> Data listing:
-- START --

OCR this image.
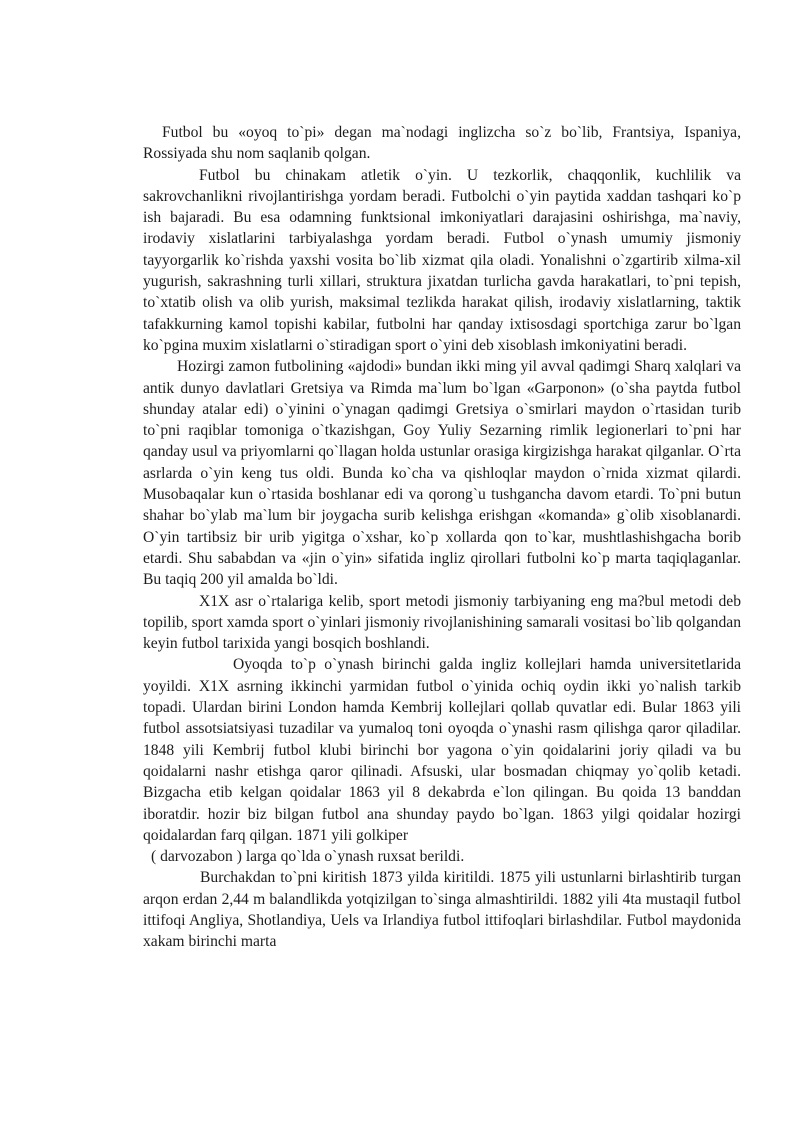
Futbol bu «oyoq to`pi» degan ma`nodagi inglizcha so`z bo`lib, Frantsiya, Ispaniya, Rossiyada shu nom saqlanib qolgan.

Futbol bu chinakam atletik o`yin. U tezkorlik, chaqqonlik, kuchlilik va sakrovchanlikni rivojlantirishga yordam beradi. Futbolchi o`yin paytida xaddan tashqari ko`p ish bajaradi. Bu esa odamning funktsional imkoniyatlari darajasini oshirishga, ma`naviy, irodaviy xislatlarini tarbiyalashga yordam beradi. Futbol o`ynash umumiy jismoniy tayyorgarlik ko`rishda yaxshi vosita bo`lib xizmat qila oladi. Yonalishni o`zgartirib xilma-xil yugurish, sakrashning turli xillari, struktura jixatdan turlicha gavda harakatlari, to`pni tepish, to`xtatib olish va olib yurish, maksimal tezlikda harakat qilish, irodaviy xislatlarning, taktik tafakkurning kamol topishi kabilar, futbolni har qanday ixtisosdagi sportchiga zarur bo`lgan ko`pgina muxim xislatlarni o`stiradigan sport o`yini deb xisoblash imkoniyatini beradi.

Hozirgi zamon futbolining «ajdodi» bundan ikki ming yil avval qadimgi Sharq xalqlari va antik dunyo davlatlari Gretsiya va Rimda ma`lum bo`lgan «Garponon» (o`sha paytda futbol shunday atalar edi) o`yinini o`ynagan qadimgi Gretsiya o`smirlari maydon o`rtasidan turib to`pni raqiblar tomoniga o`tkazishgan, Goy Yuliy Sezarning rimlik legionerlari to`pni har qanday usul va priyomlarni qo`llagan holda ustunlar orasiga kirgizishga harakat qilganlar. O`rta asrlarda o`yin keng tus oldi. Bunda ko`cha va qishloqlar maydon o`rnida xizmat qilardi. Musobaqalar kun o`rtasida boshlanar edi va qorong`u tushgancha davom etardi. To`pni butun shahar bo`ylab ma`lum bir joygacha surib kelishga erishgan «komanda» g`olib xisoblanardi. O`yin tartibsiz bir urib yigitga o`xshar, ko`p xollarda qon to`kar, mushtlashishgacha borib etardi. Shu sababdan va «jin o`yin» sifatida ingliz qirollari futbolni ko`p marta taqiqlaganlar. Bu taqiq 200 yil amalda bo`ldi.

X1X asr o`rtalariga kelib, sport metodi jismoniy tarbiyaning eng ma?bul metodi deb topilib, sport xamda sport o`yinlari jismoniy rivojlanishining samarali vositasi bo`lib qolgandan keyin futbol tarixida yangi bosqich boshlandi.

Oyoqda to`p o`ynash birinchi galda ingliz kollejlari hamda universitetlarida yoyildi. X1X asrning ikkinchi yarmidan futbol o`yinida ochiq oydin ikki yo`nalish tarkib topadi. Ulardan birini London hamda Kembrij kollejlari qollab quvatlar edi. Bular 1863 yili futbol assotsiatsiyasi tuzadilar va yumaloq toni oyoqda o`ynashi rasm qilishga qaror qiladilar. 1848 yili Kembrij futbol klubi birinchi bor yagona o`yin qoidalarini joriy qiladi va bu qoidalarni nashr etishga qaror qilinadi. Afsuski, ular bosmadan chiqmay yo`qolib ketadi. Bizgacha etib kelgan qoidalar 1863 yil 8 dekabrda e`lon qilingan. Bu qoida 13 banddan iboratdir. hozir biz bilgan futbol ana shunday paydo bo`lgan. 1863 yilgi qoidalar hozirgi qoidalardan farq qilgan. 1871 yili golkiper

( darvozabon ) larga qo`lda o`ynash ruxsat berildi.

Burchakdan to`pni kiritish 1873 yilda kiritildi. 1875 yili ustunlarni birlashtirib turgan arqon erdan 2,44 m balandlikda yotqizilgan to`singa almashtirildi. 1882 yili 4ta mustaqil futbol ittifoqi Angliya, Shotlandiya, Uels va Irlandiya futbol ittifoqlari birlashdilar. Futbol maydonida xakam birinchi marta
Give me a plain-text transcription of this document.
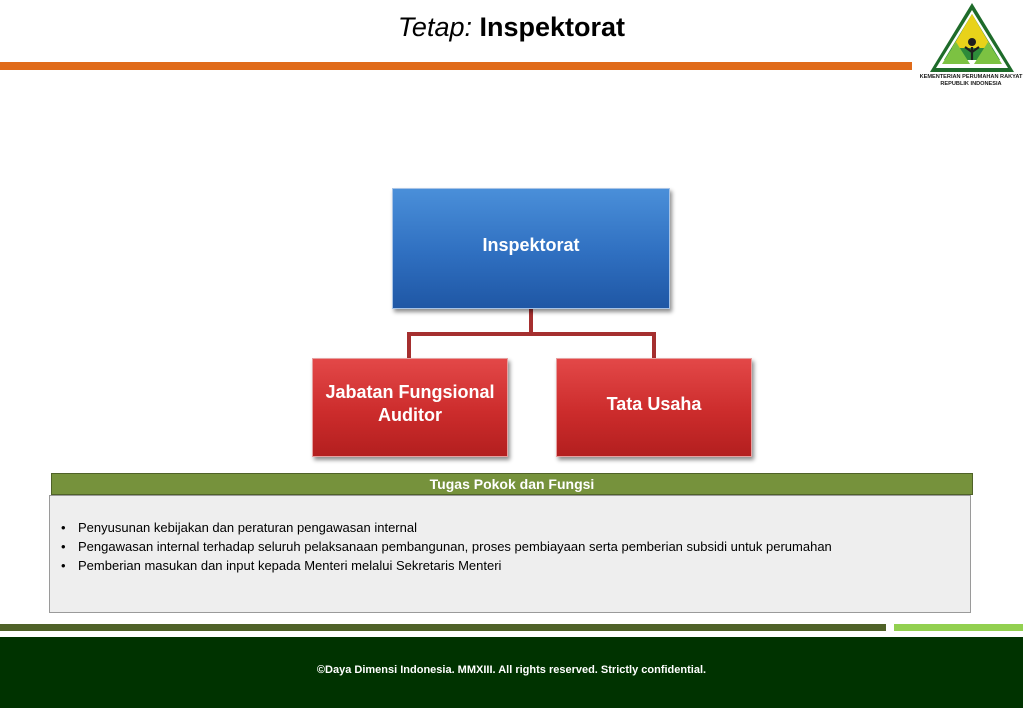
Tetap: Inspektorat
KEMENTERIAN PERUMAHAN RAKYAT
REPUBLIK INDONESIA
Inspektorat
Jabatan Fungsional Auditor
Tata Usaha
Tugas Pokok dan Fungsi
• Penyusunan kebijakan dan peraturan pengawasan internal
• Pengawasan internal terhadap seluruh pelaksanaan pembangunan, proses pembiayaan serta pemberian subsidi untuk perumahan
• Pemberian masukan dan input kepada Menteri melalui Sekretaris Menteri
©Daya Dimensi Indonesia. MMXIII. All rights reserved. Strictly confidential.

-- END --
-- START --

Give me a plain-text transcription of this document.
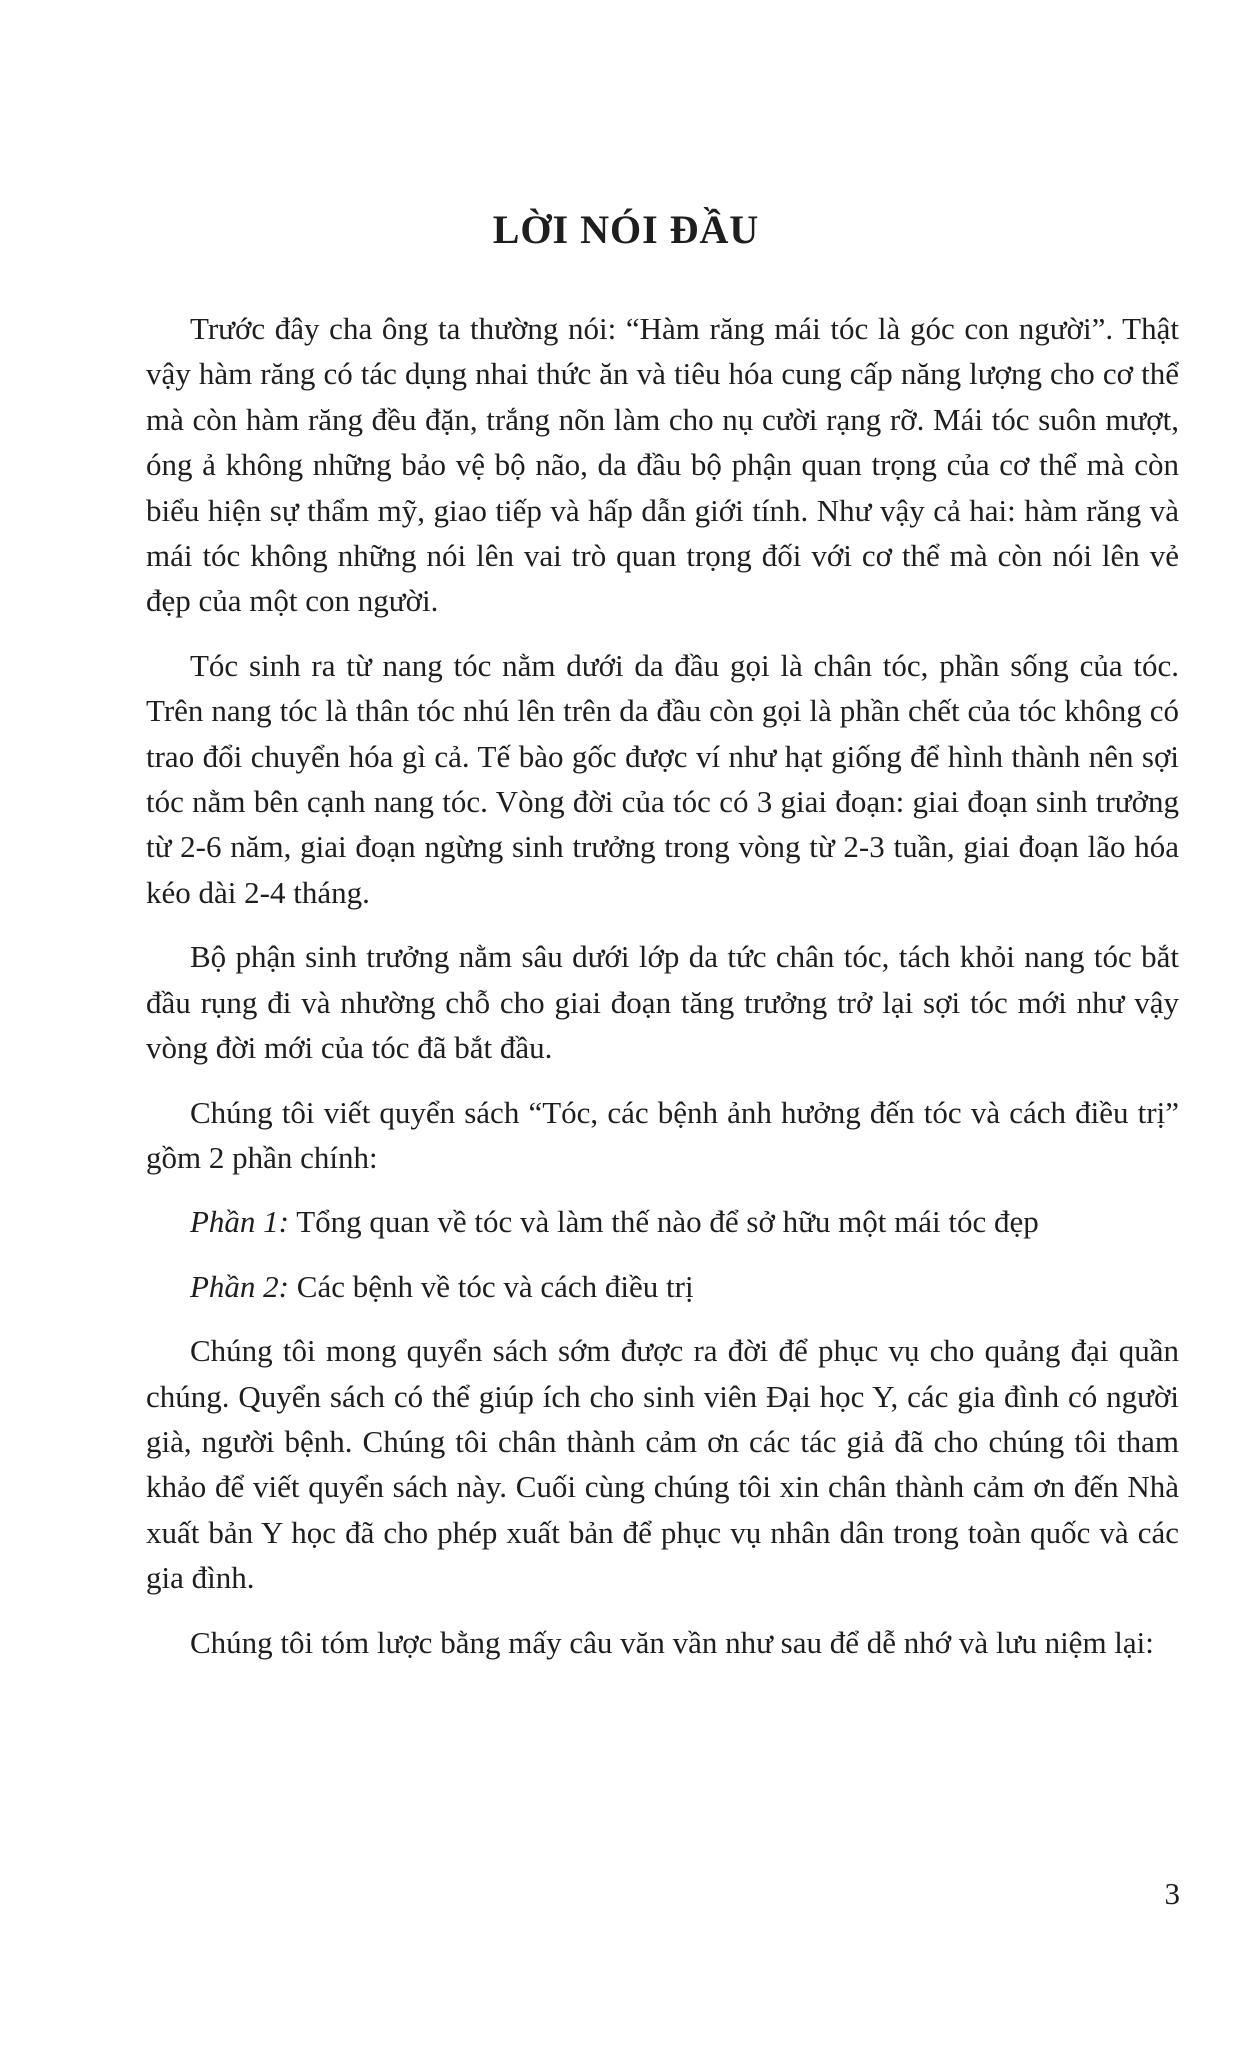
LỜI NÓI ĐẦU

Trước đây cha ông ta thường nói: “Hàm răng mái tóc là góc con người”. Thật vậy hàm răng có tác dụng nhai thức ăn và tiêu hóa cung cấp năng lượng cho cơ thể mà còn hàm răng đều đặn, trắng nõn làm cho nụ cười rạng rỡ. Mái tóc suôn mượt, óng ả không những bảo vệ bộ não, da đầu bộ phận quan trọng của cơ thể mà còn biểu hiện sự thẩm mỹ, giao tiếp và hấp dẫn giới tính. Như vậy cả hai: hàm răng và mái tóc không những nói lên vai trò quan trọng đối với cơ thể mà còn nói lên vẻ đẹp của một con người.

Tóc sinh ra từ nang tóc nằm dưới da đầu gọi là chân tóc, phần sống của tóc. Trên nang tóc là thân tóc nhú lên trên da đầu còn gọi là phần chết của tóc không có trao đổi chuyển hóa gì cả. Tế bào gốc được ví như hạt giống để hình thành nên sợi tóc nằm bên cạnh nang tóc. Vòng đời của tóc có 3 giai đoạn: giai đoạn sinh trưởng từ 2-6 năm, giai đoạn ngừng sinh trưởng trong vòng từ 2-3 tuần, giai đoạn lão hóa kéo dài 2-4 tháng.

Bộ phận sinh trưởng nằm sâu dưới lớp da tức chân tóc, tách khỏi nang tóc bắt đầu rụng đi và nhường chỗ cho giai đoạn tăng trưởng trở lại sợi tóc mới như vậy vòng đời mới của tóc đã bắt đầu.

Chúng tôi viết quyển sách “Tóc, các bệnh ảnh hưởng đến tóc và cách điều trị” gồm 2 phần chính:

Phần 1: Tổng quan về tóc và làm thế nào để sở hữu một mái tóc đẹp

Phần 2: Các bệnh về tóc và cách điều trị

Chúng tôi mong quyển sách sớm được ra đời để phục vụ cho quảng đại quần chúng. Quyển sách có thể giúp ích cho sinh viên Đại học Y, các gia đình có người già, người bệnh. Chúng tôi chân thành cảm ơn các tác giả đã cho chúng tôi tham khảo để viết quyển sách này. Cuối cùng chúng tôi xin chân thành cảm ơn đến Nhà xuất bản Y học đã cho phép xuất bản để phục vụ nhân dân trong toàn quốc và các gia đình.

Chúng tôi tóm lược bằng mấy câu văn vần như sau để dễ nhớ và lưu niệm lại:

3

-- END --

> INSTRUCTION:
Copy every line above that holds the word "internal".

> RESULT FOR THIS TASK:
• Penyusunan kebijakan dan peraturan pengawasan internal
• Pengawasan internal terhadap seluruh pelaksanaan pembangunan, proses pembiayaan serta pemberian subsidi untuk perumahan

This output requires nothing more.